== The exercise ==
Using the listing below, please gather every line containing the word "title".

== The data ==

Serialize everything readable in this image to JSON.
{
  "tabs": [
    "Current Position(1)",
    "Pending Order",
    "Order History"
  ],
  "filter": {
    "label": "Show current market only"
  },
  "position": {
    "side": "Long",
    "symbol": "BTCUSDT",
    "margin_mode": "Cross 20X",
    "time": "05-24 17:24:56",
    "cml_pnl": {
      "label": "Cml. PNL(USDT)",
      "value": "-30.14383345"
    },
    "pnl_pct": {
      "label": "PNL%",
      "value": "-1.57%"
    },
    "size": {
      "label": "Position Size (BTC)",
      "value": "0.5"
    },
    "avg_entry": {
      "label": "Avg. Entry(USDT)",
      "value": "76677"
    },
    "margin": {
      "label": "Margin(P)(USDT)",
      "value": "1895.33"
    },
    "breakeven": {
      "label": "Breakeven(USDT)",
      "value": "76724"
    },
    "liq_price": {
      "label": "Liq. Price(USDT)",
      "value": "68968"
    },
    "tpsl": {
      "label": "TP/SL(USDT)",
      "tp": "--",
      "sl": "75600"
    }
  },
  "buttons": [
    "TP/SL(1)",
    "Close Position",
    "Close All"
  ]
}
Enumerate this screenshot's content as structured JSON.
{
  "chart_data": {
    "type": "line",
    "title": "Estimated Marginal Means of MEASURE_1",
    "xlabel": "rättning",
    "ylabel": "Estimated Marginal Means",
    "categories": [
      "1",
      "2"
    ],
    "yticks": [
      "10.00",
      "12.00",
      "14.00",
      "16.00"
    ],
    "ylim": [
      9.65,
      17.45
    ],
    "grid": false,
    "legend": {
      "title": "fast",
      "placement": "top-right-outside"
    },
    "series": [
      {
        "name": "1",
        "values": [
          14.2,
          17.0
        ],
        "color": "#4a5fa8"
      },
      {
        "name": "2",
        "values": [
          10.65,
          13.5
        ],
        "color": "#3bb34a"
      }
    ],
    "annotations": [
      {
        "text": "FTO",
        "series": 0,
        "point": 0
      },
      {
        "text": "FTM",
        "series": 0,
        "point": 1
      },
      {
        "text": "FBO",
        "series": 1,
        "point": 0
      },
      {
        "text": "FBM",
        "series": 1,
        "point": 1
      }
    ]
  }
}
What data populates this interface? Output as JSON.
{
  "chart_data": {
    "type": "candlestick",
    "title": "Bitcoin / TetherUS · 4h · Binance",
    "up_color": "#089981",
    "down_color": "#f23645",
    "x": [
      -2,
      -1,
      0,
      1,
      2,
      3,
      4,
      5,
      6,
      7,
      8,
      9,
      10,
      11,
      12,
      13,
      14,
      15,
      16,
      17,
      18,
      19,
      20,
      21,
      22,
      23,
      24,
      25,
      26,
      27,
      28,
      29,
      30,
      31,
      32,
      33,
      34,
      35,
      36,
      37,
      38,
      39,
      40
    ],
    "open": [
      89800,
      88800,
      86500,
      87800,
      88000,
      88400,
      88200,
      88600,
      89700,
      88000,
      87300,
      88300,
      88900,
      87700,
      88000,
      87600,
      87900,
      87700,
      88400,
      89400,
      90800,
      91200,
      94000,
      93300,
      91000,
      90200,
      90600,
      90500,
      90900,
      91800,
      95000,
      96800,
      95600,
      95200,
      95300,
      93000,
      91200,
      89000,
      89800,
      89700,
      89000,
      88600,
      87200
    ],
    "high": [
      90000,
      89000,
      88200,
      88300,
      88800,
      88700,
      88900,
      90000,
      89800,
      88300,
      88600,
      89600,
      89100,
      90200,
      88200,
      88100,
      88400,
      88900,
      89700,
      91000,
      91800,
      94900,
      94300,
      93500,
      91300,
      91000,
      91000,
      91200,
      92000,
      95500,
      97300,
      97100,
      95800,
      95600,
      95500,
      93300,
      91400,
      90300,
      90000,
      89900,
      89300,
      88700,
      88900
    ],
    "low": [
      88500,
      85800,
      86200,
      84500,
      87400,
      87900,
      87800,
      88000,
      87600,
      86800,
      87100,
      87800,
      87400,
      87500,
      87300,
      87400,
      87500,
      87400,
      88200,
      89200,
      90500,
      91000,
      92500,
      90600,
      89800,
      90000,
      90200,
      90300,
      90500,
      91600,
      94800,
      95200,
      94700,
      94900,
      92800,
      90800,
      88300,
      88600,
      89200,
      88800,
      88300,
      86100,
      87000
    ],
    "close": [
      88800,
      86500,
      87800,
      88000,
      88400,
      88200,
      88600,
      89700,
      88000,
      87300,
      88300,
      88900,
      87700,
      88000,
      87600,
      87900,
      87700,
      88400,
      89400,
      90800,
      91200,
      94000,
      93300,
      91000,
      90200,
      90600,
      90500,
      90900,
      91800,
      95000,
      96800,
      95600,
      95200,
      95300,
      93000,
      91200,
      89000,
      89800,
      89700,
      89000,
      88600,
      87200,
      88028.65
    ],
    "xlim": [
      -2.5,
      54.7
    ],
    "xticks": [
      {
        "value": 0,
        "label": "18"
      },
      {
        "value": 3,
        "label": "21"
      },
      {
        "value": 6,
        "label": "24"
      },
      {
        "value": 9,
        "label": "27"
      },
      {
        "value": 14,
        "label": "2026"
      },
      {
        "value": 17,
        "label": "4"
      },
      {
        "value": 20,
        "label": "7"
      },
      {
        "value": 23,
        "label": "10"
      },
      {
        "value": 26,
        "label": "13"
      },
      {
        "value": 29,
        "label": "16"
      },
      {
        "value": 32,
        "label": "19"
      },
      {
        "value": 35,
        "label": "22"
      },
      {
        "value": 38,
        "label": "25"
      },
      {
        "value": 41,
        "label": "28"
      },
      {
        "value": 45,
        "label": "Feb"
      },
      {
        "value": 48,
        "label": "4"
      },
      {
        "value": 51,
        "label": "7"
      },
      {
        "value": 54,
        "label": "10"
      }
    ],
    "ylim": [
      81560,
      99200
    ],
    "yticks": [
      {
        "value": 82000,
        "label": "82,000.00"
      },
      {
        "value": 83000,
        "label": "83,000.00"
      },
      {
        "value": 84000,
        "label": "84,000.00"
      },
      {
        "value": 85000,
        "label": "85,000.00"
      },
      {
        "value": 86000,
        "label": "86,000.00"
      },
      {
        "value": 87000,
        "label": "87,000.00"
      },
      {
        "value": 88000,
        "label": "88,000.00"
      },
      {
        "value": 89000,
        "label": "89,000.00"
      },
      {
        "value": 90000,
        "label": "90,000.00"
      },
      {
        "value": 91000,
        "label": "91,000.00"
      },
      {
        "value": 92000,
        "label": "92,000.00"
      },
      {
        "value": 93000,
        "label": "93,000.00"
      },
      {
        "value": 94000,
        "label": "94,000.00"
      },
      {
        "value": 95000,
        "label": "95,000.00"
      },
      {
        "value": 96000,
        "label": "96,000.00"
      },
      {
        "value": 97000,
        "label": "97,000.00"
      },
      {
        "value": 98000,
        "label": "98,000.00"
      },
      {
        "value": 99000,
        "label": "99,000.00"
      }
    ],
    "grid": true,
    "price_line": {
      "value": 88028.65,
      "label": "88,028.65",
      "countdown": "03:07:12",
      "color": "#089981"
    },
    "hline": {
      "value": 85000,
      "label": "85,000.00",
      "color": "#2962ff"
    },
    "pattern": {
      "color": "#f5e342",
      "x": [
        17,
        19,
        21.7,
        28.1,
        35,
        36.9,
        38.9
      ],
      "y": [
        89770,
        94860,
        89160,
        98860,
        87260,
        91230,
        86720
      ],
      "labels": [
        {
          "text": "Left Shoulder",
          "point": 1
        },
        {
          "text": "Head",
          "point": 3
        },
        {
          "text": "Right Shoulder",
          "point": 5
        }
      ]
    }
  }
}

== Answer for the task ==
    "title": "Estimated Marginal Means of MEASURE_1",
      "title": "fast",
    "title": "Bitcoin / TetherUS · 4h · Binance",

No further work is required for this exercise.